#### PROBLEM:
Reproduce the portion of the G-code token decomposition text that opens with the words "# Decompose" and closes with "(continuous + categorical)".

G-code tokens are hierarchically decomposed into:
- **Commands**: G0, G1, M3, etc.
- **Parameter Types**: X, Y, Z, F, etc.
- **Parameter Values**: Numeric values

This allows the model to learn structure and relationships.

In [None]:
# Import and create TokenDecomposer
from miracle.dataset.target_utils import TokenDecomposer

vocab_path = project_root / 'data' / 'vocabulary.json'

if vocab_path.exists():
    decomposer = TokenDecomposer(str(vocab_path))
    
    print(f"Vocabulary size: {decomposer.vocab_size}")
    print(f"Number of commands: {decomposer.n_commands}")
    print(f"Number of parameter types: {decomposer.n_param_types}")
    print(f"Number of parameter values: {decomposer.n_param_values}")
else:
    print("Vocabulary not found. Run preprocessing first.")

In [None]:
# Example: Decompose a sample sequence
if vocab_path.exists():
    # Sample G-code tokens
    sample_tokens = ['G0', 'X10.5', 'Y20.3', 'G1', 'F1500']
    
    print("Sample G-code sequence:")
    print(f"  {' '.join(sample_tokens)}")
    
    # Convert tokens to IDs
    token_ids = [decomposer.token_to_id.get(t, decomposer.token_to_id['<UNK>']) for t in sample_tokens]
    
    print(f"\nToken IDs: {token_ids}")
    
    # Decompose
    decomposed = decomposer.decompose_batch([token_ids])
    
    print(f"\nDecomposed structure:")
    print(f"  Commands: {decomposed['commands'][0]}")
    print(f"  Param types: {decomposed['param_types'][0]}")
    print(f"  Param values: {decomposed['param_values'][0]}")

## 3. Model Architecture Overview

### MM-DTAE-LSTM Backbone
- Processes multi-modal sensor data (continuous + categorical)
- Uses LSTM for temporal modeling
- Outputs embeddings for each timestep

### Multi-Head Language Model
- Three prediction heads:
  1. **Command Head**: Predicts G/M commands
  2. **Parameter Type Head**: Predicts X, Y, Z, F, etc.
  3. **Parameter Value Head**: Predicts numeric values
- Uses transformer architecture for autoregressive generation

In [None]:
# Load model configuration
import json

config_path = project_root / 'configs' / 'config.json'

if config_path.exists():
    with open(config_path, 'r') as f:
        config = json.load(f)

Bounding box entries:

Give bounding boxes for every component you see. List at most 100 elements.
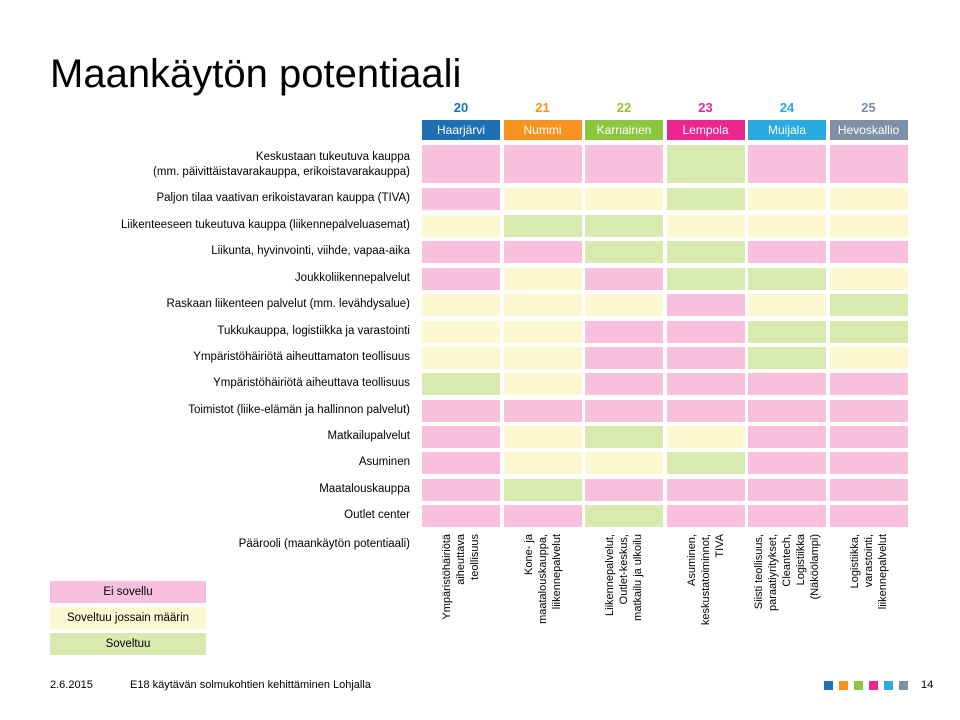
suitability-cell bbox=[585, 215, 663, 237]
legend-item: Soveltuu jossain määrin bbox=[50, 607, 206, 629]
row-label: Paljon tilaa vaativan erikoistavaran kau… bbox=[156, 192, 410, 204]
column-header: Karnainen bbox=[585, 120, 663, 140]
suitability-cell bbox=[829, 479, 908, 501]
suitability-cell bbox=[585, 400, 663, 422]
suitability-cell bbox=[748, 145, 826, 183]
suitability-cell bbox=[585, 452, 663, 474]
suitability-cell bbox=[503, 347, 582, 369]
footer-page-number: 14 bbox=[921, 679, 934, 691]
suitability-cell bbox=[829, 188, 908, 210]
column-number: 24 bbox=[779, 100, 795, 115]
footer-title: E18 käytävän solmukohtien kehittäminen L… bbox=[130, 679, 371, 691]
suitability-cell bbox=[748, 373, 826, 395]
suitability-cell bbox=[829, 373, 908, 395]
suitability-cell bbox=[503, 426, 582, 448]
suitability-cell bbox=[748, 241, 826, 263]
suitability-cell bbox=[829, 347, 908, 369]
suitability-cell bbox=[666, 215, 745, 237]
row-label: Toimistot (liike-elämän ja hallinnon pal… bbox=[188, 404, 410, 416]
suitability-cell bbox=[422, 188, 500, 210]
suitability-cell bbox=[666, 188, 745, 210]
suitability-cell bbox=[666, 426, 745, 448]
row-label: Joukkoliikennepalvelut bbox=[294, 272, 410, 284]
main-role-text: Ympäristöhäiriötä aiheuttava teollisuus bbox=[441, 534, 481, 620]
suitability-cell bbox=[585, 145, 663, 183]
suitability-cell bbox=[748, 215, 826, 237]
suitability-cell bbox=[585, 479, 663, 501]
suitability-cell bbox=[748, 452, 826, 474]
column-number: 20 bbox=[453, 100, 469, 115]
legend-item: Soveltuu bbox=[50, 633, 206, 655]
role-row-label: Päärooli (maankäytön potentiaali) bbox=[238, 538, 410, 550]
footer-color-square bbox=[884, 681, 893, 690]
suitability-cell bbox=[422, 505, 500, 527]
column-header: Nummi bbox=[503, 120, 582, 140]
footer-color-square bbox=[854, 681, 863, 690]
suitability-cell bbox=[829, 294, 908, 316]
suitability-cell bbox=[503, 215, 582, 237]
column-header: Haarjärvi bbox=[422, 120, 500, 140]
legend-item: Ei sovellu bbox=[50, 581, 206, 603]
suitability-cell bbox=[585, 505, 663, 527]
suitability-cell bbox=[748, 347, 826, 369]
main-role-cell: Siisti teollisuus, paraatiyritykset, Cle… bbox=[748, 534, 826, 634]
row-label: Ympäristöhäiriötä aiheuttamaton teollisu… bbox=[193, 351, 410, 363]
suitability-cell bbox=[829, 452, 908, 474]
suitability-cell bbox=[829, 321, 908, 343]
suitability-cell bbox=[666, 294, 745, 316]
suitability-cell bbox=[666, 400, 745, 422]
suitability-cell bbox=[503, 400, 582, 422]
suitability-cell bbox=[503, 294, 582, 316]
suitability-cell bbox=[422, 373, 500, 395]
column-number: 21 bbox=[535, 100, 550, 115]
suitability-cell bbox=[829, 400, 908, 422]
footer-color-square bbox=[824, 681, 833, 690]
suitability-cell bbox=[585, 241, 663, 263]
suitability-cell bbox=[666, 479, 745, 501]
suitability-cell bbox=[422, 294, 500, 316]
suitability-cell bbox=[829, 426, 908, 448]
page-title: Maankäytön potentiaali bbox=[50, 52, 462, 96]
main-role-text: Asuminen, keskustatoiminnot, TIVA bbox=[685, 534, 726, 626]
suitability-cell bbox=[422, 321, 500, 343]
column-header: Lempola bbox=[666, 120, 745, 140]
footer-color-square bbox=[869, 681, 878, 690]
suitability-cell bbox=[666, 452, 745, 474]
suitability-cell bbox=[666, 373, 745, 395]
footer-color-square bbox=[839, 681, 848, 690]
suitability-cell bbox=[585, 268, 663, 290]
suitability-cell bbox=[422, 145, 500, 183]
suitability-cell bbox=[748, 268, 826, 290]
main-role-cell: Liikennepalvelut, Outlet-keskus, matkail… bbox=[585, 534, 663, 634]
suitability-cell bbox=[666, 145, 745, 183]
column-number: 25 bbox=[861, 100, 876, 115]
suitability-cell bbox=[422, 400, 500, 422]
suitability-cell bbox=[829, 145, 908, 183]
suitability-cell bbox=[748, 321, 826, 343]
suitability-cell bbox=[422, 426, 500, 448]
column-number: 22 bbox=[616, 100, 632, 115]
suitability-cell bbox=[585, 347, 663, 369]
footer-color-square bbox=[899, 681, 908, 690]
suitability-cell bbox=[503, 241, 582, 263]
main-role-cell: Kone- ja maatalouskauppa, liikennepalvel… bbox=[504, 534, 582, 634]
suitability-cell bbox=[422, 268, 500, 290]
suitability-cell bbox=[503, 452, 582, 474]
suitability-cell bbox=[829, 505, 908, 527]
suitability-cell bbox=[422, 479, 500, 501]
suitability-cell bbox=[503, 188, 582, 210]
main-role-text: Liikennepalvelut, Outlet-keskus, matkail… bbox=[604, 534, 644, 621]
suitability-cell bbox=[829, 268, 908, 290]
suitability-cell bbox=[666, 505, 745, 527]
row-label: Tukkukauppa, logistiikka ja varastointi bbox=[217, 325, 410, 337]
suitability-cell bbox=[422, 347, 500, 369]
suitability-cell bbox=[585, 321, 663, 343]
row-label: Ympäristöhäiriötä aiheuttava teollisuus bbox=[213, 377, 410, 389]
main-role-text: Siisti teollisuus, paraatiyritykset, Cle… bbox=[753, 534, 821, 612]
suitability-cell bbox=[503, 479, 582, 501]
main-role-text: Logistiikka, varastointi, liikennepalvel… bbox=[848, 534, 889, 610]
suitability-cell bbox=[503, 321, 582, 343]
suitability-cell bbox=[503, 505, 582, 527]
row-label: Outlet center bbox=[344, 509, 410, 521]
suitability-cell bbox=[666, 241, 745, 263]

#### SOLUTION:
# Decompose
    decomposed = decomposer.decompose_batch([token_ids])
    
    print(f"\nDecomposed structure:")
    print(f"  Commands: {decomposed['commands'][0]}")
    print(f"  Param types: {decomposed['param_types'][0]}")
    print(f"  Param values: {decomposed['param_values'][0]}")

## 3. Model Architecture Overview

### MM-DTAE-LSTM Backbone
- Processes multi-modal sensor data (continuous + categorical)